Information given
··········
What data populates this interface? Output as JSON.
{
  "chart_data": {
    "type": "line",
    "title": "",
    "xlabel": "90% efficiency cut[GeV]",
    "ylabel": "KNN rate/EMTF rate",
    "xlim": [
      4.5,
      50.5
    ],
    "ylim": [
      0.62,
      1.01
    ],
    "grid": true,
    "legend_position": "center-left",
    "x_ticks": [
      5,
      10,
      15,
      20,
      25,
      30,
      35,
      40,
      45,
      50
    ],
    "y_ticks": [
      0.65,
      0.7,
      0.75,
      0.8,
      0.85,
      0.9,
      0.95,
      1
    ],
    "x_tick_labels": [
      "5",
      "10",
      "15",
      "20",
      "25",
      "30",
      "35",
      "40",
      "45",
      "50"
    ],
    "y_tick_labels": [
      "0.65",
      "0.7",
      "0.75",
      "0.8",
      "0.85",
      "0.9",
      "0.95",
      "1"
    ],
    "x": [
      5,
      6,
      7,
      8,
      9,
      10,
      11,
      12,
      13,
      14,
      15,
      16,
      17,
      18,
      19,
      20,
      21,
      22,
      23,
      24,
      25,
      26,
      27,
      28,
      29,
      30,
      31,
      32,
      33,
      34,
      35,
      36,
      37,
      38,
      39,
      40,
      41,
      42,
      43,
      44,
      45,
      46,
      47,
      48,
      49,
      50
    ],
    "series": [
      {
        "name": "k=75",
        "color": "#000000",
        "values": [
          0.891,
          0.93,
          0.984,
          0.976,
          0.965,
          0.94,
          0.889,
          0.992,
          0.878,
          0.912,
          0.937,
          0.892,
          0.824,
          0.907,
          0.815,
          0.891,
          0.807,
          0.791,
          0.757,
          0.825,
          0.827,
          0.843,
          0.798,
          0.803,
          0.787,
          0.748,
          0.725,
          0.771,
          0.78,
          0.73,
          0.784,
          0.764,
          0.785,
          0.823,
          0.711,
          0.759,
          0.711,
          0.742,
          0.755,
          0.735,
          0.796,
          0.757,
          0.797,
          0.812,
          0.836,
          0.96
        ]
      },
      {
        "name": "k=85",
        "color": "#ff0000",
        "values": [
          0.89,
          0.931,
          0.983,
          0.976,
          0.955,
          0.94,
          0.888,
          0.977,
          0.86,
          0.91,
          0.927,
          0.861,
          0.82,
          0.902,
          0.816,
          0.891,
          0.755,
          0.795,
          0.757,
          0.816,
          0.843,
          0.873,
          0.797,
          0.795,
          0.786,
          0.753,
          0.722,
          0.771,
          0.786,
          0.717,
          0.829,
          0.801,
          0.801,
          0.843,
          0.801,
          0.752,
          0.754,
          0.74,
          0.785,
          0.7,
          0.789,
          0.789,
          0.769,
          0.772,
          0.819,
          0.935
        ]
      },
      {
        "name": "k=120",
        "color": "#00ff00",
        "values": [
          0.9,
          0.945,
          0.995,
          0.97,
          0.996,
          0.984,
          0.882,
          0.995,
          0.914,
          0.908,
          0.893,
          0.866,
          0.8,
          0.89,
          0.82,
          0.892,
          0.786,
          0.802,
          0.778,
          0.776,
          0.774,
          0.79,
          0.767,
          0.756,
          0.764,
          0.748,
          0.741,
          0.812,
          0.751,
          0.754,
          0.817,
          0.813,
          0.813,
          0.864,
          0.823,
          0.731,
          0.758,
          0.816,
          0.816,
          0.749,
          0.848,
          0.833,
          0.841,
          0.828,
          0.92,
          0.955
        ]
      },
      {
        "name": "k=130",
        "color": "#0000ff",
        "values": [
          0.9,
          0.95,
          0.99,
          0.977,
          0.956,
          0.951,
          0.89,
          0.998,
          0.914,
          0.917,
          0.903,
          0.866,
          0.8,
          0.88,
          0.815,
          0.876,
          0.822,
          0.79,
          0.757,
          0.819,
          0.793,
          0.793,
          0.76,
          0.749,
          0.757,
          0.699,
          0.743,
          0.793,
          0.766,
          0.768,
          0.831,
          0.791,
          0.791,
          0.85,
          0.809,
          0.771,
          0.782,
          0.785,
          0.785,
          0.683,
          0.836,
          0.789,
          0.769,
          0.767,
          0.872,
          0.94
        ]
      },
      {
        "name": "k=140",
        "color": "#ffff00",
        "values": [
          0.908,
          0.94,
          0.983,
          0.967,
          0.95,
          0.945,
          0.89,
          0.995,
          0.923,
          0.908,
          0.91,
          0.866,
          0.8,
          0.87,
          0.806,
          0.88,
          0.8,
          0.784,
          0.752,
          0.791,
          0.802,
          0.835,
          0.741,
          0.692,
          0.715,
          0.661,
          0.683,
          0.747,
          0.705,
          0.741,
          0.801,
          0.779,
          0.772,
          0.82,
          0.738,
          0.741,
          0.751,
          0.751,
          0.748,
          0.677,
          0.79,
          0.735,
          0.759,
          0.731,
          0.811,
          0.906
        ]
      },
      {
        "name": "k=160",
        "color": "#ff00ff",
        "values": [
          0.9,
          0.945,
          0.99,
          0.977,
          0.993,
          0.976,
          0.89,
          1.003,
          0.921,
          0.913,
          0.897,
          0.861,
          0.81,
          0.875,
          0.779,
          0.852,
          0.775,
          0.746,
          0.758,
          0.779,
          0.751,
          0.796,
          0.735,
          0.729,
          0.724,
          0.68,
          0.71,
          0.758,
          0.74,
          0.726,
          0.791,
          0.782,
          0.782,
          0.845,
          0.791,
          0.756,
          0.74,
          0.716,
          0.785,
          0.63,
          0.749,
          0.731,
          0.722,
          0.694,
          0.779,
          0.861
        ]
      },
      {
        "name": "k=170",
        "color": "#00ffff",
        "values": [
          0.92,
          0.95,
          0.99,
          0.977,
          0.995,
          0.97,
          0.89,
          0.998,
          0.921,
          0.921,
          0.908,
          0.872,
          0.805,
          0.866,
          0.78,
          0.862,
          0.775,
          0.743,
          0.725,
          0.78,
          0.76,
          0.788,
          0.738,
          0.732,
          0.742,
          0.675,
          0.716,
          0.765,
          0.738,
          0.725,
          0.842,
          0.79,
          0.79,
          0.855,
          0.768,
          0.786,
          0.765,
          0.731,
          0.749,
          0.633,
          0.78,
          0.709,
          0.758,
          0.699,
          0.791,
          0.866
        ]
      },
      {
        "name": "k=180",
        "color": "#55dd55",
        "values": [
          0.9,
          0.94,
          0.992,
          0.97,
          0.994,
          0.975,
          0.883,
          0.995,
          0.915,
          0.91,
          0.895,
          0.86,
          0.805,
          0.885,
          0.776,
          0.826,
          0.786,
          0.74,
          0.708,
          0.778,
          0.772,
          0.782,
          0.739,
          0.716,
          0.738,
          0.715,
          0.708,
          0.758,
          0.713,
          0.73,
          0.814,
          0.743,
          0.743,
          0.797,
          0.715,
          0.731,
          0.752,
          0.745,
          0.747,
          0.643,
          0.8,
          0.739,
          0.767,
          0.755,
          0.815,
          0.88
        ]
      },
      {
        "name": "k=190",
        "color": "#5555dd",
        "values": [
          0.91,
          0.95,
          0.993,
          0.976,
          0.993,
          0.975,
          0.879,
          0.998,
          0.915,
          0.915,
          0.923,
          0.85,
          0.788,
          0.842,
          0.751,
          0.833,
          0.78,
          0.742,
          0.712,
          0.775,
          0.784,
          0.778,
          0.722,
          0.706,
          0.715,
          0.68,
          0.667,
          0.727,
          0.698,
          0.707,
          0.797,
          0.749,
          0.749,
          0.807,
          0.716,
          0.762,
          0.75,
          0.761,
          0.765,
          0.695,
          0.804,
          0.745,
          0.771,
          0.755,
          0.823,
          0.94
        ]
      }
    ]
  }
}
··········
What the exercise asks
Find the string "color" in the entries above and return each line that holds it.

Result for this task
        "color": "#000000",
        "color": "#ff0000",
        "color": "#00ff00",
        "color": "#0000ff",
        "color": "#ffff00",
        "color": "#ff00ff",
        "color": "#00ffff",
        "color": "#55dd55",
        "color": "#5555dd",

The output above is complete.